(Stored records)
****************************************
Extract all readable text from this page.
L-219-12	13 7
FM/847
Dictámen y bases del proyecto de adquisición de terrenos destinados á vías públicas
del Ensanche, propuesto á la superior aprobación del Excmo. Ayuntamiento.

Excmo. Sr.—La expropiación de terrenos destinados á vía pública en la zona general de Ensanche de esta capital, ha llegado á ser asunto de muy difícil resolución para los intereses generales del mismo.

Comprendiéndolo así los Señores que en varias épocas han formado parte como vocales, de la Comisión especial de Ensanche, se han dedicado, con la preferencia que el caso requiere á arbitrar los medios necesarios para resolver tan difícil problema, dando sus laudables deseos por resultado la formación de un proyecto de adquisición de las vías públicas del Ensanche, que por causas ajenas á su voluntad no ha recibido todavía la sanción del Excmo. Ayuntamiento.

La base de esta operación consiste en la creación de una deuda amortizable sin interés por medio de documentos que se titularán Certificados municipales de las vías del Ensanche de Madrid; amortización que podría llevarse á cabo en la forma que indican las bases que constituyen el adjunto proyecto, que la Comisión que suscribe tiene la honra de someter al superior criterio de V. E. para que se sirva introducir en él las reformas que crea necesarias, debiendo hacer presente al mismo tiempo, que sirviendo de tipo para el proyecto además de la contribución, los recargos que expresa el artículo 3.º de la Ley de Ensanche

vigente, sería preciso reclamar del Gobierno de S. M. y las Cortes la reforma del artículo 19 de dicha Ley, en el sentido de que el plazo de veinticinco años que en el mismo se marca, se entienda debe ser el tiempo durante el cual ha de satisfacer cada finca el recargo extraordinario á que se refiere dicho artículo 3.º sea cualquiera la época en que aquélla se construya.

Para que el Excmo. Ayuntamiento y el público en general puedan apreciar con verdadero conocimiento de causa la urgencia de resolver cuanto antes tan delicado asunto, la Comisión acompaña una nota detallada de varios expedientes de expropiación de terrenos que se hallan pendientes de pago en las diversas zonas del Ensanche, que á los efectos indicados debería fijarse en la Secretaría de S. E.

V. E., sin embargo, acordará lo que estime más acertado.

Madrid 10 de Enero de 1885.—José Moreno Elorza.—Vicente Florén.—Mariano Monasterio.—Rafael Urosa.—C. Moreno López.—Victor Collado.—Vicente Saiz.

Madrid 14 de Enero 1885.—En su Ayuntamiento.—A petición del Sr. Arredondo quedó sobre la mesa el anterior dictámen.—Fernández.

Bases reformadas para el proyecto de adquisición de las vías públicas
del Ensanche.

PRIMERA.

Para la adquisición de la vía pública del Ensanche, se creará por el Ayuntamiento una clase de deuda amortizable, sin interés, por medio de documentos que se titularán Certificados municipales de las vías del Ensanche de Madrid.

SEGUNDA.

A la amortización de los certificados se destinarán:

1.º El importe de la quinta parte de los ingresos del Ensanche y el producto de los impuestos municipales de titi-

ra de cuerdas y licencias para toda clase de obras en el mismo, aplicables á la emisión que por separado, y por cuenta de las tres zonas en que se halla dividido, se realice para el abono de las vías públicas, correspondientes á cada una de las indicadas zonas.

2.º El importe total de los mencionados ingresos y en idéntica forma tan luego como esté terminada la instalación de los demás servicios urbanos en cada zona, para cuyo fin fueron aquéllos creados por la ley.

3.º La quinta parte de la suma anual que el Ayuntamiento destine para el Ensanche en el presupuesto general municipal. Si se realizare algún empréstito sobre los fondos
****************************************
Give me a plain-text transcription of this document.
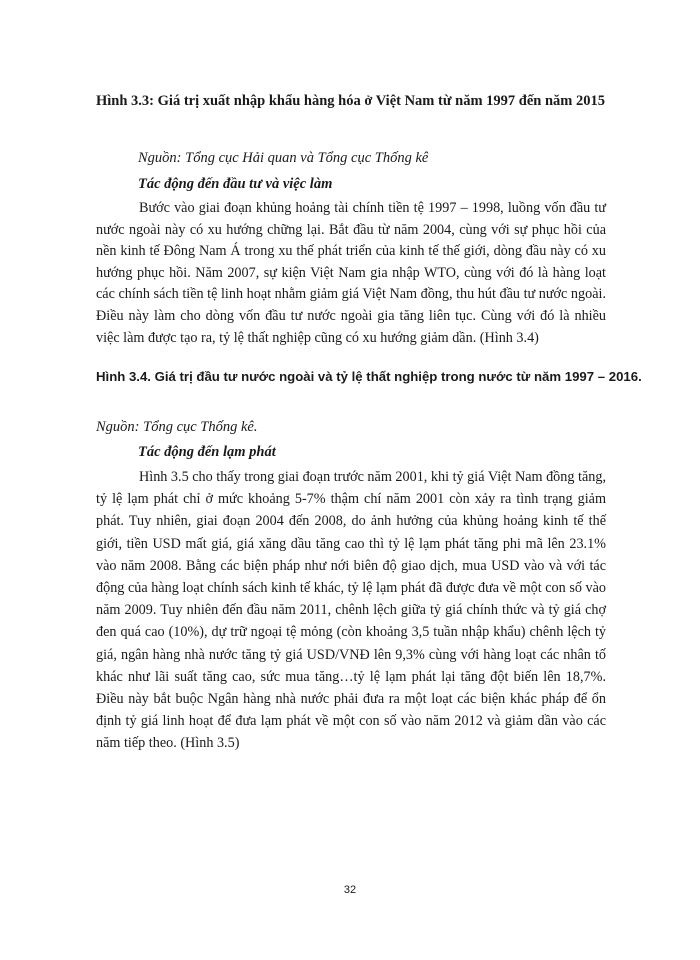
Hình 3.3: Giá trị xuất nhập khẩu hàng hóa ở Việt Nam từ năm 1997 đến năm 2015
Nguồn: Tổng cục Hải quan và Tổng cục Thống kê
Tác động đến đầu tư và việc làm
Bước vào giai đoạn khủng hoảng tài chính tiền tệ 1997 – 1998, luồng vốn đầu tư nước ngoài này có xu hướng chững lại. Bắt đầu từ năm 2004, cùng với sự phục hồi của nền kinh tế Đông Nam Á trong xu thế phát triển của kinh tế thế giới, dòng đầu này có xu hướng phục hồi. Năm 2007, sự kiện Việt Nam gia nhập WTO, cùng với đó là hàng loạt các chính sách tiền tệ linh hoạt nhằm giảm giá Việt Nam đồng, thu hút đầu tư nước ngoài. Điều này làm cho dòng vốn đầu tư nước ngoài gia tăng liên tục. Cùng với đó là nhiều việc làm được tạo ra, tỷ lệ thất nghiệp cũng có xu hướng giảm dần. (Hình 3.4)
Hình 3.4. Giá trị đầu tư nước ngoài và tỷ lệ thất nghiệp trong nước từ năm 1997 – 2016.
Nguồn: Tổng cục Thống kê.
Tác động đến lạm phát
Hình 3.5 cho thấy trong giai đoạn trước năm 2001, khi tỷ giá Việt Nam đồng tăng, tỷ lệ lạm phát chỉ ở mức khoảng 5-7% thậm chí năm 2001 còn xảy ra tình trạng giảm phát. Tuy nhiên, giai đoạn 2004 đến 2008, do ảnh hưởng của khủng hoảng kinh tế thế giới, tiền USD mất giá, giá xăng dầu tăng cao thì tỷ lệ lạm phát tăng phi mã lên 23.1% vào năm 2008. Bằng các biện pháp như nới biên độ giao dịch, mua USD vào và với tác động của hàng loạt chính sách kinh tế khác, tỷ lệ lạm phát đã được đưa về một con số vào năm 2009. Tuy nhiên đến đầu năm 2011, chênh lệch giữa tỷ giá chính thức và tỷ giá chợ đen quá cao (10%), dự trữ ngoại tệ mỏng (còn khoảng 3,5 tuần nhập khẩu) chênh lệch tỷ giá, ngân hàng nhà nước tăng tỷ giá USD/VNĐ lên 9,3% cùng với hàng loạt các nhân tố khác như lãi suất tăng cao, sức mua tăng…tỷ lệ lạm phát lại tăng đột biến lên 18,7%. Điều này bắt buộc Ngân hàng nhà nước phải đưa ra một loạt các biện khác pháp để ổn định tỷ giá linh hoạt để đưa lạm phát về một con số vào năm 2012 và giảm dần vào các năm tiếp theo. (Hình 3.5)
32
****************************************
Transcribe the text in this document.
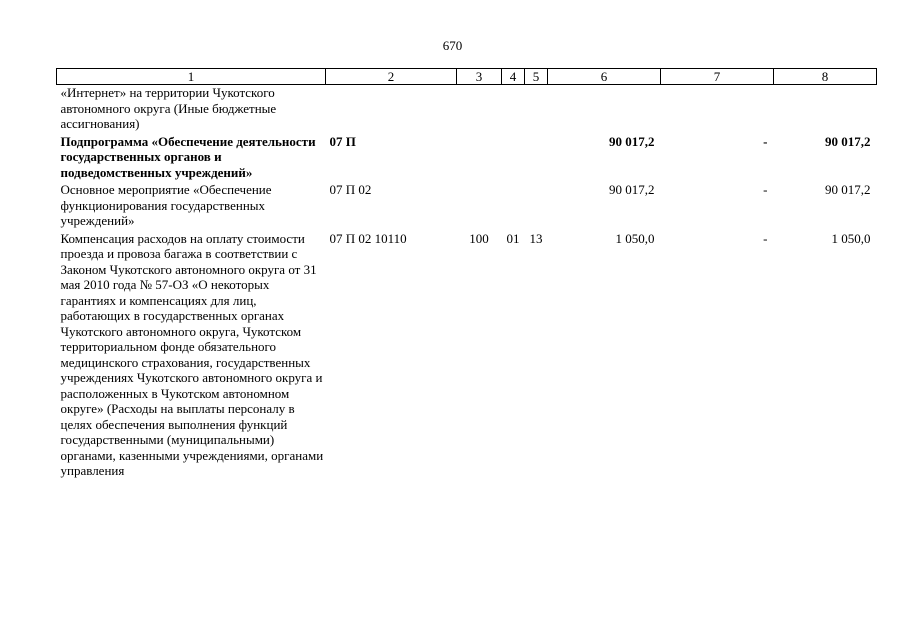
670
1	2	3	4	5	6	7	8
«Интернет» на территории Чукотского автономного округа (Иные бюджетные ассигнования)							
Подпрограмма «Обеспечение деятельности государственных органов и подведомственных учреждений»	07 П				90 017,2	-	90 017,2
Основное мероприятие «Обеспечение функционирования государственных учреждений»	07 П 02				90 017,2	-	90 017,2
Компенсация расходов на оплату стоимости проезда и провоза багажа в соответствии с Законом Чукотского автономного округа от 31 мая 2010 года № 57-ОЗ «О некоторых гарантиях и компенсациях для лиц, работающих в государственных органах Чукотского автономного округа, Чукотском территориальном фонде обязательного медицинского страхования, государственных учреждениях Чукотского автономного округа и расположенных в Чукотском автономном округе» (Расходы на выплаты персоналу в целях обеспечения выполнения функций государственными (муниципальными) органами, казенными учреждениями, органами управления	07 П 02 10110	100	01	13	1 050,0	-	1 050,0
****************************************
* YOUR GOAL:
Which lines in the listing above hold the word "general"? Show each of them.

* WRITTEN SOLUTION:
Excmo. Sr.—La expropiación de terrenos destinados á vía pública en la zona general de Ensanche de esta capital, ha llegado á ser asunto de muy difícil resolución para los intereses generales del mismo.
Para que el Excmo. Ayuntamiento y el público en general puedan apreciar con verdadero conocimiento de causa la urgencia de resolver cuanto antes tan delicado asunto, la Comisión acompaña una nota detallada de varios expedientes de expropiación de terrenos que se hallan pendientes de pago en las diversas zonas del Ensanche, que á los efectos indicados debería fijarse en la Secretaría de S. E.
3.º La quinta parte de la suma anual que el Ayuntamiento destine para el Ensanche en el presupuesto general municipal. Si se realizare algún empréstito sobre los fondos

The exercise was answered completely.